DESCRIPTION OF THE TASK:
From the entries below, copy every line where the string "Name" appears.

(Data records)
◇ ◇ ◇ ◇ ◇

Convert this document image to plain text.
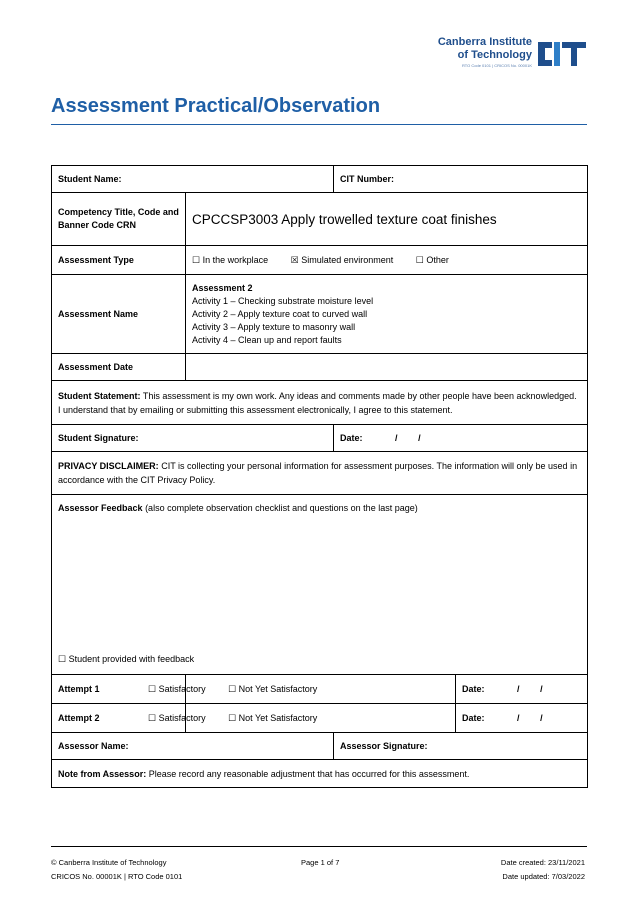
Canberra Institute
of Technology
RTO Code 0101 | CRICOS No. 00001K
Assessment Practical/Observation
Student Name:		CIT Number:	
Competency Title, Code and Banner Code CRN	CPCCSP3003 Apply trowelled texture coat finishes		
Assessment Type	☐ In the workplace ☒ Simulated environment ☐ Other		
Assessment Name	Assessment 2
Activity 1 – Checking substrate moisture level
Activity 2 – Apply texture coat to curved wall
Activity 3 – Apply texture to masonry wall
Activity 4 – Clean up and report faults		

Assessment Date			
Student Statement: This assessment is my own work. Any ideas and comments made by other people have been acknowledged. I understand that by emailing or submitting this assessment electronically, I agree to this statement.			
Student Signature:		Date: / /	
PRIVACY DISCLAIMER: CIT is collecting your personal information for assessment purposes. The information will only be used in accordance with the CIT Privacy Policy.			
Assessor Feedback (also complete observation checklist and questions on the last page)
☐ Student provided with feedback			

Attempt 1	☐ Satisfactory ☐ Not Yet Satisfactory		Date: / /
Attempt 2	☐ Satisfactory ☐ Not Yet Satisfactory		Date: / /
Assessor Name:		Assessor Signature:	
Note from Assessor: Please record any reasonable adjustment that has occurred for this assessment.			
© Canberra Institute of Technology
CRICOS No. 00001K | RTO Code 0101
Page 1 of 7	Date created: 23/11/2021
Date updated: 7/03/2022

◇ ◇ ◇ ◇ ◇

THE RESULT:
Student Name:		CIT Number:	
Assessment Name	Assessment 2
Assessor Name:		Assessor Signature:	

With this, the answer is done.